### Task description
Quote the records below word for word, with every line kept in its original order.

......

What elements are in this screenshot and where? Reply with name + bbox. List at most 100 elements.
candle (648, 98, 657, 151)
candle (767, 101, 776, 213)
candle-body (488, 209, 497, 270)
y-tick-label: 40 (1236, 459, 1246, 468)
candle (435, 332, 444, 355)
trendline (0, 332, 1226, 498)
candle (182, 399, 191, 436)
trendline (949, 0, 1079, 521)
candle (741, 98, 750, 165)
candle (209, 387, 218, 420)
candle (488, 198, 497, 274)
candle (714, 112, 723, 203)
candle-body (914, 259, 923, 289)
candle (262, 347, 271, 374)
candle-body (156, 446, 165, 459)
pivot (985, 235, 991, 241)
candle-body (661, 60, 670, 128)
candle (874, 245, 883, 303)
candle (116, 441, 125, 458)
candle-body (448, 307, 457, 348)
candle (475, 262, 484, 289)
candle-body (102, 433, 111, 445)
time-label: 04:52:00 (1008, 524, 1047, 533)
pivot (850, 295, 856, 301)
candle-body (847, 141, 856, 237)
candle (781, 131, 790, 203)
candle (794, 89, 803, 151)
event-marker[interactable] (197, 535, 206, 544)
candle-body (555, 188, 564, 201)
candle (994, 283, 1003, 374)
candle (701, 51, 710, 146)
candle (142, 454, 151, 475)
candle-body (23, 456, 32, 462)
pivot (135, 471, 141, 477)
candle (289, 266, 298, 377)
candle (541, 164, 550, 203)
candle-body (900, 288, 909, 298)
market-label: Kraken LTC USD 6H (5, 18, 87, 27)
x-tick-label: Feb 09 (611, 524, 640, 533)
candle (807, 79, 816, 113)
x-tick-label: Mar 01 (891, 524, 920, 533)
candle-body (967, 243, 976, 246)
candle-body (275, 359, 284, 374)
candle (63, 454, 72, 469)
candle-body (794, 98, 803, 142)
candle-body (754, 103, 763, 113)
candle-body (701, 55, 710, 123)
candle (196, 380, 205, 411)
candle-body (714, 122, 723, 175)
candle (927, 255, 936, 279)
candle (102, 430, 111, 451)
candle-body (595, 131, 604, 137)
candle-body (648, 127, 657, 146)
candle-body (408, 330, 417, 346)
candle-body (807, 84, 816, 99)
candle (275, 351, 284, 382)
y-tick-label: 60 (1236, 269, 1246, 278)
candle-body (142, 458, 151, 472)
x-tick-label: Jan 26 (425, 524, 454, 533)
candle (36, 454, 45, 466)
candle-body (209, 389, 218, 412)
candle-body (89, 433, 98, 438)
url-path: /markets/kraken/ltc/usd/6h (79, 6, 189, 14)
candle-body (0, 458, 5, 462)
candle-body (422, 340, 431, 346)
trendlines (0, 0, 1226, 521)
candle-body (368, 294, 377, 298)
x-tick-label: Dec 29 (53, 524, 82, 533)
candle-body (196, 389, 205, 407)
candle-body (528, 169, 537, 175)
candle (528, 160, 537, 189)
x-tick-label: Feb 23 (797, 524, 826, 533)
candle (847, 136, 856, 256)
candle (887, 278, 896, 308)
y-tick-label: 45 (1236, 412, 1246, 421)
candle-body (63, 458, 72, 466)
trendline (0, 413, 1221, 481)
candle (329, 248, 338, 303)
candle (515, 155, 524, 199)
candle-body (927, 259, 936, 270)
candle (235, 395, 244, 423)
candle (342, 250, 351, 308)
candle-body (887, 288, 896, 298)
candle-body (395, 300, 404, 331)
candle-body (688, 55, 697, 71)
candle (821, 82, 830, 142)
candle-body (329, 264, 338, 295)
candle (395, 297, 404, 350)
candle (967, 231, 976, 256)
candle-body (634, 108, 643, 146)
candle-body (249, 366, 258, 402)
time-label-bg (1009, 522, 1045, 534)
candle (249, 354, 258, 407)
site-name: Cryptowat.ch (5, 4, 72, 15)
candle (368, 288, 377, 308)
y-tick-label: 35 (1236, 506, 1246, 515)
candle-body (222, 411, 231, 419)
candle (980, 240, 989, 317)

......

### Answer for the task
What elements are in this screenshot and where? Reply with name + bbox. List at most 100 elements.
candle (648, 98, 657, 151)
candle (767, 101, 776, 213)
candle-body (488, 209, 497, 270)
y-tick-label: 40 (1236, 459, 1246, 468)
candle (435, 332, 444, 355)
trendline (0, 332, 1226, 498)
candle (182, 399, 191, 436)
trendline (949, 0, 1079, 521)
candle (741, 98, 750, 165)
candle (209, 387, 218, 420)
candle (488, 198, 497, 274)
candle (714, 112, 723, 203)
candle-body (914, 259, 923, 289)
candle (262, 347, 271, 374)
candle-body (156, 446, 165, 459)
pivot (985, 235, 991, 241)
candle-body (661, 60, 670, 128)
candle (874, 245, 883, 303)
candle (116, 441, 125, 458)
candle-body (448, 307, 457, 348)
candle (475, 262, 484, 289)
candle-body (102, 433, 111, 445)
time-label: 04:52:00 (1008, 524, 1047, 533)
pivot (850, 295, 856, 301)
candle-body (847, 141, 856, 237)
candle (781, 131, 790, 203)
candle (794, 89, 803, 151)
event-marker[interactable] (197, 535, 206, 544)
candle-body (555, 188, 564, 201)
candle (994, 283, 1003, 374)
candle (701, 51, 710, 146)
candle (142, 454, 151, 475)
candle-body (23, 456, 32, 462)
pivot (135, 471, 141, 477)
candle (289, 266, 298, 377)
candle (541, 164, 550, 203)
candle-body (900, 288, 909, 298)
market-label: Kraken LTC USD 6H (5, 18, 87, 27)
x-tick-label: Feb 09 (611, 524, 640, 533)
candle (807, 79, 816, 113)
x-tick-label: Mar 01 (891, 524, 920, 533)
candle-body (967, 243, 976, 246)
candle-body (275, 359, 284, 374)
candle (63, 454, 72, 469)
candle-body (794, 98, 803, 142)
candle-body (754, 103, 763, 113)
candle-body (701, 55, 710, 123)
candle (196, 380, 205, 411)
candle-body (714, 122, 723, 175)
candle (927, 255, 936, 279)
candle (102, 430, 111, 451)
candle-body (595, 131, 604, 137)
candle-body (648, 127, 657, 146)
candle-body (408, 330, 417, 346)
candle-body (807, 84, 816, 99)
candle (275, 351, 284, 382)
y-tick-label: 60 (1236, 269, 1246, 278)
candle-body (142, 458, 151, 472)
x-tick-label: Jan 26 (425, 524, 454, 533)
candle (36, 454, 45, 466)
candle-body (209, 389, 218, 412)
candle-body (89, 433, 98, 438)
url-path: /markets/kraken/ltc/usd/6h (79, 6, 189, 14)
candle-body (0, 458, 5, 462)
candle-body (422, 340, 431, 346)
trendlines (0, 0, 1226, 521)
candle-body (368, 294, 377, 298)
x-tick-label: Dec 29 (53, 524, 82, 533)
candle-body (196, 389, 205, 407)
candle-body (528, 169, 537, 175)
candle (528, 160, 537, 189)
x-tick-label: Feb 23 (797, 524, 826, 533)
candle (847, 136, 856, 256)
candle (887, 278, 896, 308)
y-tick-label: 45 (1236, 412, 1246, 421)
candle-body (63, 458, 72, 466)
trendline (0, 413, 1221, 481)
candle (329, 248, 338, 303)
candle (515, 155, 524, 199)
candle-body (927, 259, 936, 270)
candle (235, 395, 244, 423)
candle (342, 250, 351, 308)
candle-body (887, 288, 896, 298)
candle-body (395, 300, 404, 331)
candle-body (688, 55, 697, 71)
candle (821, 82, 830, 142)
candle-body (329, 264, 338, 295)
candle (395, 297, 404, 350)
candle (967, 231, 976, 256)
candle-body (634, 108, 643, 146)
candle-body (249, 366, 258, 402)
time-label-bg (1009, 522, 1045, 534)
candle (249, 354, 258, 407)
site-name: Cryptowat.ch (5, 4, 72, 15)
candle (368, 288, 377, 308)
y-tick-label: 35 (1236, 506, 1246, 515)
candle-body (222, 411, 231, 419)
candle (980, 240, 989, 317)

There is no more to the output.